╭──
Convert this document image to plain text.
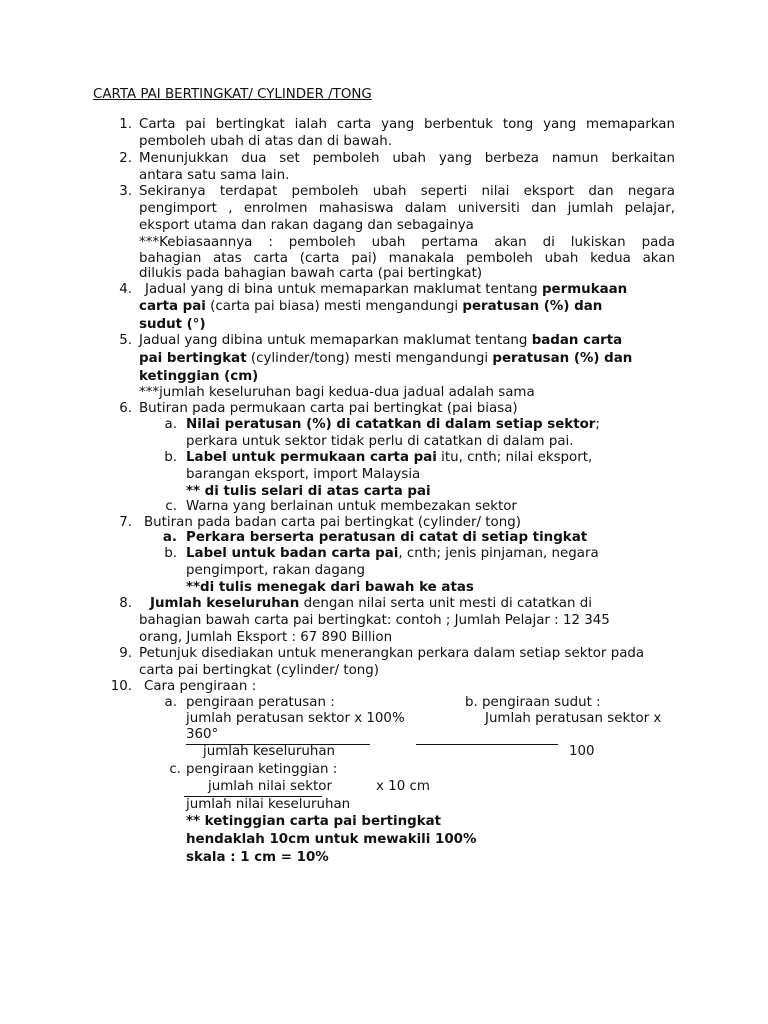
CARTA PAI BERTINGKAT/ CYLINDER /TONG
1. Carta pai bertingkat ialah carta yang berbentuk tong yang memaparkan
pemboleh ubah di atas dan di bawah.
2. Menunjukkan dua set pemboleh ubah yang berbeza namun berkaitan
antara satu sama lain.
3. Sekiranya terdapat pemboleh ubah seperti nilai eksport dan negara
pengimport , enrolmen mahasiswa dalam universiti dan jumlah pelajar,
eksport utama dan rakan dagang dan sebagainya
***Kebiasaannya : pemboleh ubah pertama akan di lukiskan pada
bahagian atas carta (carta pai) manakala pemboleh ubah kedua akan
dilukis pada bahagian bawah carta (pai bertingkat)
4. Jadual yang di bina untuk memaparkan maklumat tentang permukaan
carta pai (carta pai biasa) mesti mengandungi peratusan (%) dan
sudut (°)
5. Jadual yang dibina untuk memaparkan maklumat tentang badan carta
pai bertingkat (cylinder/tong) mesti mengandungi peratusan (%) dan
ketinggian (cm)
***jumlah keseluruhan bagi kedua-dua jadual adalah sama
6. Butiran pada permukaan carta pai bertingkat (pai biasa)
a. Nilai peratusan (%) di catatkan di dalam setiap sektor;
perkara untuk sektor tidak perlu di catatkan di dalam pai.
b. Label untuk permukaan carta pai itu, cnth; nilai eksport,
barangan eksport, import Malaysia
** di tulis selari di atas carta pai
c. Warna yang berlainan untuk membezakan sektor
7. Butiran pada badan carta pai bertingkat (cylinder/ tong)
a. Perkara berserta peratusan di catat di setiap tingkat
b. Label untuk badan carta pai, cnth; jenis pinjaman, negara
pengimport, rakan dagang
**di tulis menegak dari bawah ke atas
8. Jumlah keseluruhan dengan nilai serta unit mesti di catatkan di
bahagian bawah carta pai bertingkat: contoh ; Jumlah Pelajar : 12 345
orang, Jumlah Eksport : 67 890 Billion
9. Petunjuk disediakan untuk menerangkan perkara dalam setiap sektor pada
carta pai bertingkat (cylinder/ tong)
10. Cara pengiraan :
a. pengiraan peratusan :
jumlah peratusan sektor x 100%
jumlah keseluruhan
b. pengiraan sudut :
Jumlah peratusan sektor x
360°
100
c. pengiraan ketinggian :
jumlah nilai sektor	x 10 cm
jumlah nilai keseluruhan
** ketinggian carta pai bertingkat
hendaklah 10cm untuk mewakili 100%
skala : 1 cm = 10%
╰──
╭──
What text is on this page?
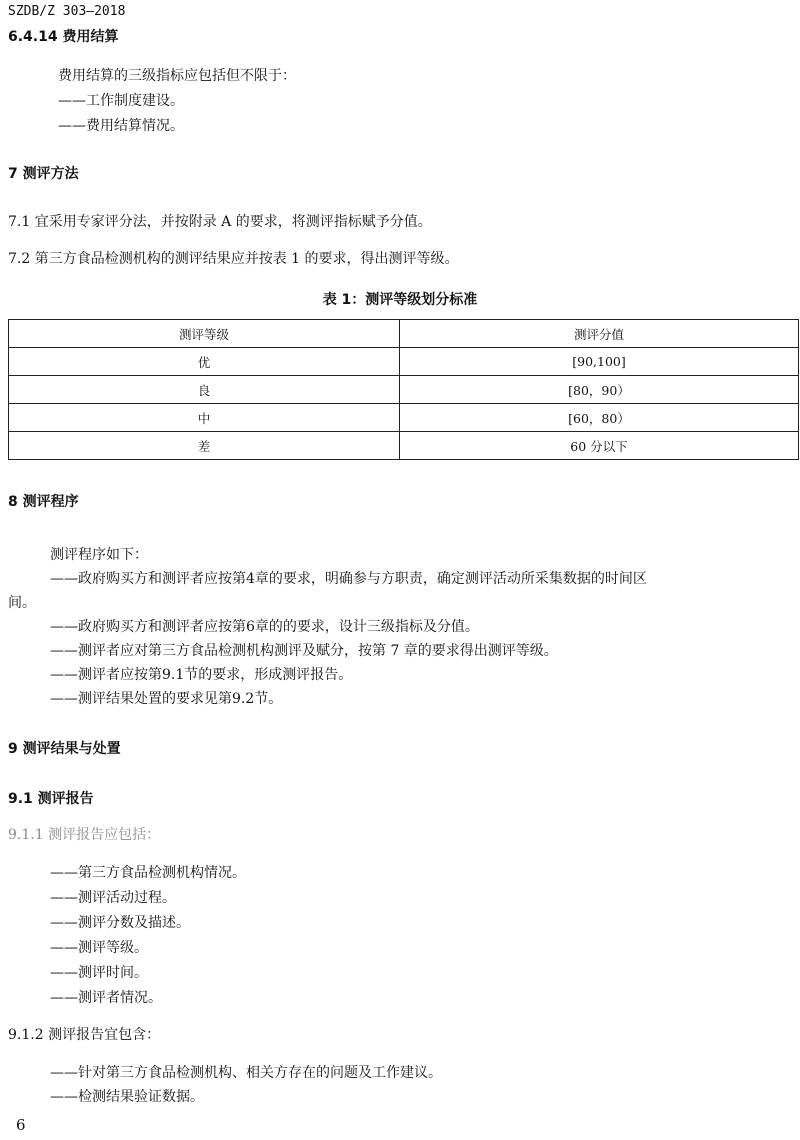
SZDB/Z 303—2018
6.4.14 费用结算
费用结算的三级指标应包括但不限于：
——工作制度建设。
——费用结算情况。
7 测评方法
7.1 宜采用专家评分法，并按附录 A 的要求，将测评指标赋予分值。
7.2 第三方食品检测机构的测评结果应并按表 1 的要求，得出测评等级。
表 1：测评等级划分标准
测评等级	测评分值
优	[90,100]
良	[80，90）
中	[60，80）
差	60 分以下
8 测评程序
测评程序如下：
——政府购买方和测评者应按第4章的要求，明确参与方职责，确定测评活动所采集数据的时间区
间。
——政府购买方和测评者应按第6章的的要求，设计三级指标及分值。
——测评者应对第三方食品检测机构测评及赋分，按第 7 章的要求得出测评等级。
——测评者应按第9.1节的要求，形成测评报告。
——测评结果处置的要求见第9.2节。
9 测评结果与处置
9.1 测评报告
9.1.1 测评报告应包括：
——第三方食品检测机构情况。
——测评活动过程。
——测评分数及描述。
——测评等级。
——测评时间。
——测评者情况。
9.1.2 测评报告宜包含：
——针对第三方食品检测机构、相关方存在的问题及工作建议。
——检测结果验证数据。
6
╰──
WHAT THE EXERCISE ASKS: Every line holding "yang" should be copied out.

REPLY:
1. Carta pai bertingkat ialah carta yang berbentuk tong yang memaparkan
2. Menunjukkan dua set pemboleh ubah yang berbeza namun berkaitan
4. Jadual yang di bina untuk memaparkan maklumat tentang permukaan
5. Jadual yang dibina untuk memaparkan maklumat tentang badan carta
c. Warna yang berlainan untuk membezakan sektor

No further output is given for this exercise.